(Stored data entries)
■ ■ ■ ■ ■ ■ ■
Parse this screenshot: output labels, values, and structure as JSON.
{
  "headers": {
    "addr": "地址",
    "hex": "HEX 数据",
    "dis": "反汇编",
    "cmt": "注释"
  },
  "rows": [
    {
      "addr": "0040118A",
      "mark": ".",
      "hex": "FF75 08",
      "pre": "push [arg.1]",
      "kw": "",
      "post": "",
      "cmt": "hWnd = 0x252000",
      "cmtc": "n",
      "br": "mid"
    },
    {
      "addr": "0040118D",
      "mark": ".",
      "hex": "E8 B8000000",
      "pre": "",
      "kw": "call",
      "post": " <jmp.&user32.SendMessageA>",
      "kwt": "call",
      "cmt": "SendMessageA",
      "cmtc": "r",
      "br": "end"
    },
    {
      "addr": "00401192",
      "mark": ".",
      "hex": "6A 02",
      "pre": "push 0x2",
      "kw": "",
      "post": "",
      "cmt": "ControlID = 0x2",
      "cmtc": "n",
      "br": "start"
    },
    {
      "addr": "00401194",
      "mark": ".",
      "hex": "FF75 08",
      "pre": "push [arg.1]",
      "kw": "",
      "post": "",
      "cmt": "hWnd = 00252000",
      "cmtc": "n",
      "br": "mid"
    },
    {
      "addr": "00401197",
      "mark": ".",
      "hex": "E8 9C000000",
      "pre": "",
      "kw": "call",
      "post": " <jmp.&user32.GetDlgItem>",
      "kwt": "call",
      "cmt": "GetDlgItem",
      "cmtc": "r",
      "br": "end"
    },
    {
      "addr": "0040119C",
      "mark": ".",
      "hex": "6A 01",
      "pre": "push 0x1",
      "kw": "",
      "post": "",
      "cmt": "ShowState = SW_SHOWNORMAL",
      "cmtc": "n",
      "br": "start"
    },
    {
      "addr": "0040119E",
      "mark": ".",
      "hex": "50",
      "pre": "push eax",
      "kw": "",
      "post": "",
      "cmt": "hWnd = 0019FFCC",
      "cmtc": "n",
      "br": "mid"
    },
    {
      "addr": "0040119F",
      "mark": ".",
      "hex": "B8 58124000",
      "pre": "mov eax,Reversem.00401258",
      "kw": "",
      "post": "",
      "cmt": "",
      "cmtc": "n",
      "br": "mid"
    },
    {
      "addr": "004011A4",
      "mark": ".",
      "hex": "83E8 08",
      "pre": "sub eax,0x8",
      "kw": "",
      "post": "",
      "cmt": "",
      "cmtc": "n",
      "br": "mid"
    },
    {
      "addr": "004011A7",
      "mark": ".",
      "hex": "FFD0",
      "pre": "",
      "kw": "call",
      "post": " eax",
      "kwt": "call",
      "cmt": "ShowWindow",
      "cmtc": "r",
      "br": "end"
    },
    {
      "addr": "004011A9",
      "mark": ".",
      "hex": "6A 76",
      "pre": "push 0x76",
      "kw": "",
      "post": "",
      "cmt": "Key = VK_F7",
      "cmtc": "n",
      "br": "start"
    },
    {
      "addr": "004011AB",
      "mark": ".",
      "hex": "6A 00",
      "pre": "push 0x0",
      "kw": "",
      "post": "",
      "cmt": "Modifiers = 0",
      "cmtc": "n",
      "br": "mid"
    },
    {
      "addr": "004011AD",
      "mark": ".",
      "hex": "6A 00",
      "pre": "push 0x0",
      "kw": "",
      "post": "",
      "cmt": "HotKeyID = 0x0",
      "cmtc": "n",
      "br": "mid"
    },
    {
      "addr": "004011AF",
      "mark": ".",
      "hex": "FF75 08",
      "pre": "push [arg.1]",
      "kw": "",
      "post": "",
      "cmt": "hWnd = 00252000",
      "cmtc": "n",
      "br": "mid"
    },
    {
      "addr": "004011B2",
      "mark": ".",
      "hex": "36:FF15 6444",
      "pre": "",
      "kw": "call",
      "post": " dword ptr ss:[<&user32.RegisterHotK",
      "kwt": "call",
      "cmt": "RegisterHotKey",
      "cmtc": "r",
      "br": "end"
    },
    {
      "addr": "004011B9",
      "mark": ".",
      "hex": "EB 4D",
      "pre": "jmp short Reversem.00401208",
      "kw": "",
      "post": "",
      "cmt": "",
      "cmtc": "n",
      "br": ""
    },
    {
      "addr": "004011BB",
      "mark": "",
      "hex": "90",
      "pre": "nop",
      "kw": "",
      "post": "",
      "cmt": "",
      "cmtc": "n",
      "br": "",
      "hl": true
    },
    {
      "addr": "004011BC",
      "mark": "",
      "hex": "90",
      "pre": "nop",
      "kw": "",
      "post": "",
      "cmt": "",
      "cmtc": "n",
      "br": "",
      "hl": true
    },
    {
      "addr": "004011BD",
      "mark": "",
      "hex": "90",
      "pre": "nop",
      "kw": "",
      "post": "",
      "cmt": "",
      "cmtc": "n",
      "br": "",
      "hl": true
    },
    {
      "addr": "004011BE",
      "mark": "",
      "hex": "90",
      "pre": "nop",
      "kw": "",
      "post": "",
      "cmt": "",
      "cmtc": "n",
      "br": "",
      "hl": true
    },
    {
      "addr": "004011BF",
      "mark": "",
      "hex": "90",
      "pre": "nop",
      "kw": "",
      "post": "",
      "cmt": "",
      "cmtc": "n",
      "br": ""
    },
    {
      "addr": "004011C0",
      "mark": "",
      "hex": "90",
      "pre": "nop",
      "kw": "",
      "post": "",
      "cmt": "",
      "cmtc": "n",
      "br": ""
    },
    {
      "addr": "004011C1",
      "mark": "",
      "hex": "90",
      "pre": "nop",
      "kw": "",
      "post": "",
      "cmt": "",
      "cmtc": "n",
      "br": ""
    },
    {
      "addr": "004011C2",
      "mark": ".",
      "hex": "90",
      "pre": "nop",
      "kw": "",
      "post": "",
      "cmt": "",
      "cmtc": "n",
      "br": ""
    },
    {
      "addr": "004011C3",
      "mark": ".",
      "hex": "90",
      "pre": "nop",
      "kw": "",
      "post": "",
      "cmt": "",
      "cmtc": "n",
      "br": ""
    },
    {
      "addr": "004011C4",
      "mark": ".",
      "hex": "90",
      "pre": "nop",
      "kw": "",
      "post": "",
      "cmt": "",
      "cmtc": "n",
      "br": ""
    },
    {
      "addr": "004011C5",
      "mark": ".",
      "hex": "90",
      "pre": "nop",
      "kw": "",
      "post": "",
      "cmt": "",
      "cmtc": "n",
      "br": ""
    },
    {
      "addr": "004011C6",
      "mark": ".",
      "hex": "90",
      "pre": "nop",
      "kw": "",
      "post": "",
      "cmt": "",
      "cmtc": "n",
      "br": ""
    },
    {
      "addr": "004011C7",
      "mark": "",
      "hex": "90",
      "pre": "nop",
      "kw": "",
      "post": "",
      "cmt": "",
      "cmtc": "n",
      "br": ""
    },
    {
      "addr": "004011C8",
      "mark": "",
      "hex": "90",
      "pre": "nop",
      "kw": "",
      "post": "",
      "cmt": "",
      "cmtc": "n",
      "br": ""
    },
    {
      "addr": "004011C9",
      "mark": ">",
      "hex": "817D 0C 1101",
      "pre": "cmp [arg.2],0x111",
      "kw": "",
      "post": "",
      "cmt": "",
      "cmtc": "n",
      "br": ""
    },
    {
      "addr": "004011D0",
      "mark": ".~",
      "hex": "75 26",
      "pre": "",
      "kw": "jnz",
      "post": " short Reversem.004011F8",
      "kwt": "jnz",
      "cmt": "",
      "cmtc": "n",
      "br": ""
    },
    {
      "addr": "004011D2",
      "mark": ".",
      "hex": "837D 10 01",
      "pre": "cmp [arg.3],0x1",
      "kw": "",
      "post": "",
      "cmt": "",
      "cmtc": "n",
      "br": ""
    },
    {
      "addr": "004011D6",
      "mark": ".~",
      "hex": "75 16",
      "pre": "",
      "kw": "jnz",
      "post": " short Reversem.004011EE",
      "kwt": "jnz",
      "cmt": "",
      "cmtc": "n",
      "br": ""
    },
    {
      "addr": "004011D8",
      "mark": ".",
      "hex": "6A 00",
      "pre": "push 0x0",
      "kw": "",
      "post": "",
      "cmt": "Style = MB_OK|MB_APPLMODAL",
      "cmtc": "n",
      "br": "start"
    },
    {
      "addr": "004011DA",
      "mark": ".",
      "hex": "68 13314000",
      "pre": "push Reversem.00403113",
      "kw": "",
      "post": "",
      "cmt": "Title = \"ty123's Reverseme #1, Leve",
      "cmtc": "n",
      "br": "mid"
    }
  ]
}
■ ■ ■ ■ ■ ■ ■
Return each full line of the entries that contains the word "hWnd".

      "cmt": "hWnd = 0x252000",
      "cmt": "hWnd = 00252000",
      "cmt": "hWnd = 0019FFCC",
      "cmt": "hWnd = 00252000",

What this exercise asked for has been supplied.